**What needs to be done:**
Omit every picture and return the rest of the data unaltered.

Saved entries:
----

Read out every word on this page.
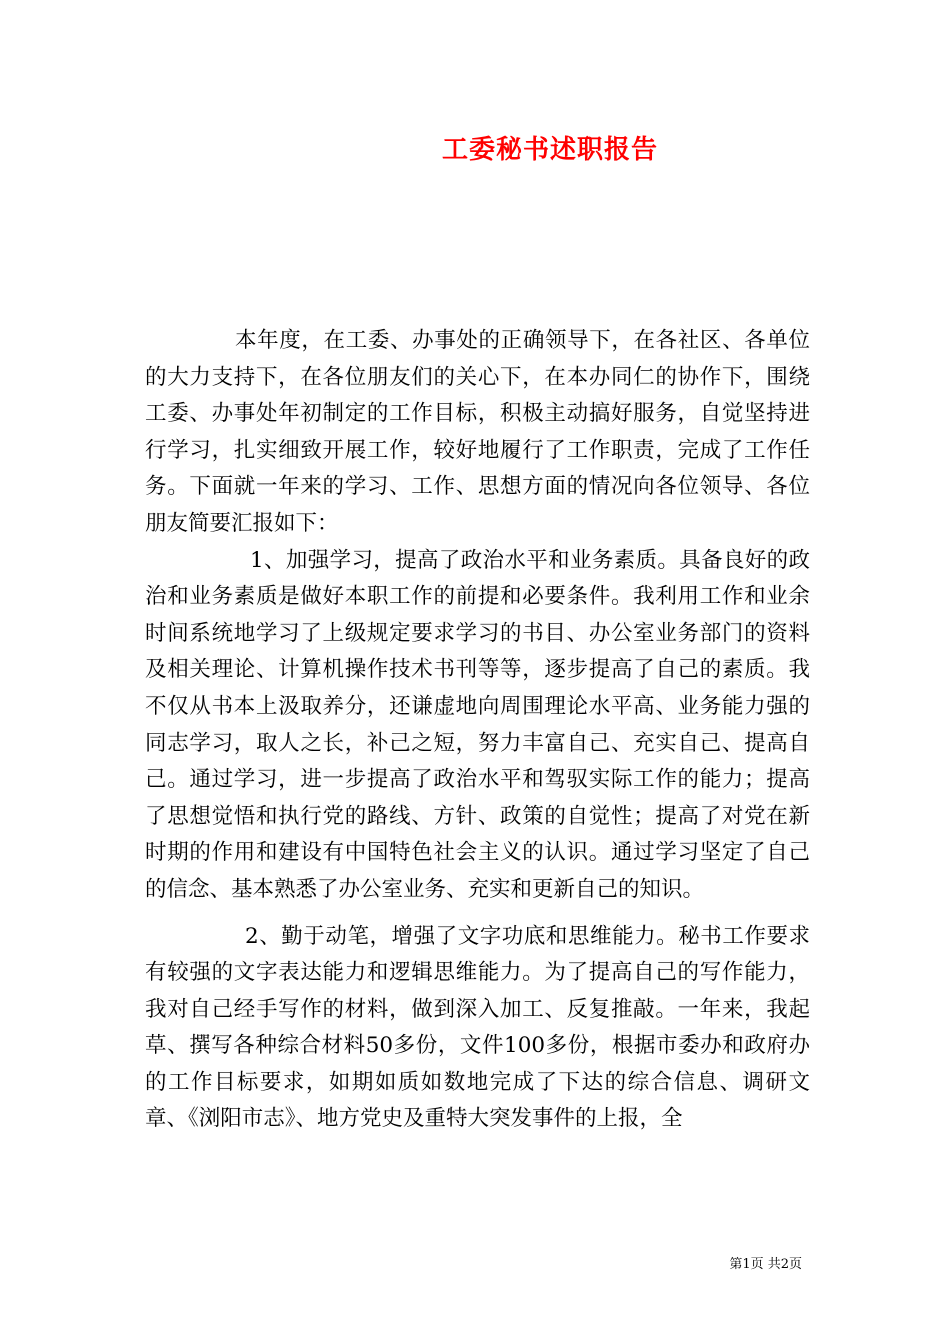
工委秘书述职报告

本年度，在工委、办事处的正确领导下，在各社区、各单位的大力支持下，在各位朋友们的关心下，在本办同仁的协作下，围绕工委、办事处年初制定的工作目标，积极主动搞好服务，自觉坚持进行学习，扎实细致开展工作，较好地履行了工作职责，完成了工作任务。下面就一年来的学习、工作、思想方面的情况向各位领导、各位朋友简要汇报如下：

1、加强学习，提高了政治水平和业务素质。具备良好的政治和业务素质是做好本职工作的前提和必要条件。我利用工作和业余时间系统地学习了上级规定要求学习的书目、办公室业务部门的资料及相关理论、计算机操作技术书刊等等，逐步提高了自己的素质。我不仅从书本上汲取养分，还谦虚地向周围理论水平高、业务能力强的同志学习，取人之长，补己之短，努力丰富自己、充实自己、提高自己。通过学习，进一步提高了政治水平和驾驭实际工作的能力；提高了思想觉悟和执行党的路线、方针、政策的自觉性；提高了对党在新时期的作用和建设有中国特色社会主义的认识。通过学习坚定了自己的信念、基本熟悉了办公室业务、充实和更新自己的知识。

2、勤于动笔，增强了文字功底和思维能力。秘书工作要求有较强的文字表达能力和逻辑思维能力。为了提高自己的写作能力，我对自己经手写作的材料，做到深入加工、反复推敲。一年来，我起草、撰写各种综合材料50多份，文件100多份，根据市委办和政府办的工作目标要求，如期如质如数地完成了下达的综合信息、调研文章、《浏阳市志》、地方党史及重特大突发事件的上报，全

第1页 共2页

----

**Solution:**
Read out every word on this page.
工委秘书述职报告

本年度，在工委、办事处的正确领导下，在各社区、各单位的大力支持下，在各位朋友们的关心下，在本办同仁的协作下，围绕工委、办事处年初制定的工作目标，积极主动搞好服务，自觉坚持进行学习，扎实细致开展工作，较好地履行了工作职责，完成了工作任务。下面就一年来的学习、工作、思想方面的情况向各位领导、各位朋友简要汇报如下：

1、加强学习，提高了政治水平和业务素质。具备良好的政治和业务素质是做好本职工作的前提和必要条件。我利用工作和业余时间系统地学习了上级规定要求学习的书目、办公室业务部门的资料及相关理论、计算机操作技术书刊等等，逐步提高了自己的素质。我不仅从书本上汲取养分，还谦虚地向周围理论水平高、业务能力强的同志学习，取人之长，补己之短，努力丰富自己、充实自己、提高自己。通过学习，进一步提高了政治水平和驾驭实际工作的能力；提高了思想觉悟和执行党的路线、方针、政策的自觉性；提高了对党在新时期的作用和建设有中国特色社会主义的认识。通过学习坚定了自己的信念、基本熟悉了办公室业务、充实和更新自己的知识。

2、勤于动笔，增强了文字功底和思维能力。秘书工作要求有较强的文字表达能力和逻辑思维能力。为了提高自己的写作能力，我对自己经手写作的材料，做到深入加工、反复推敲。一年来，我起草、撰写各种综合材料50多份，文件100多份，根据市委办和政府办的工作目标要求，如期如质如数地完成了下达的综合信息、调研文章、《浏阳市志》、地方党史及重特大突发事件的上报，全

第1页 共2页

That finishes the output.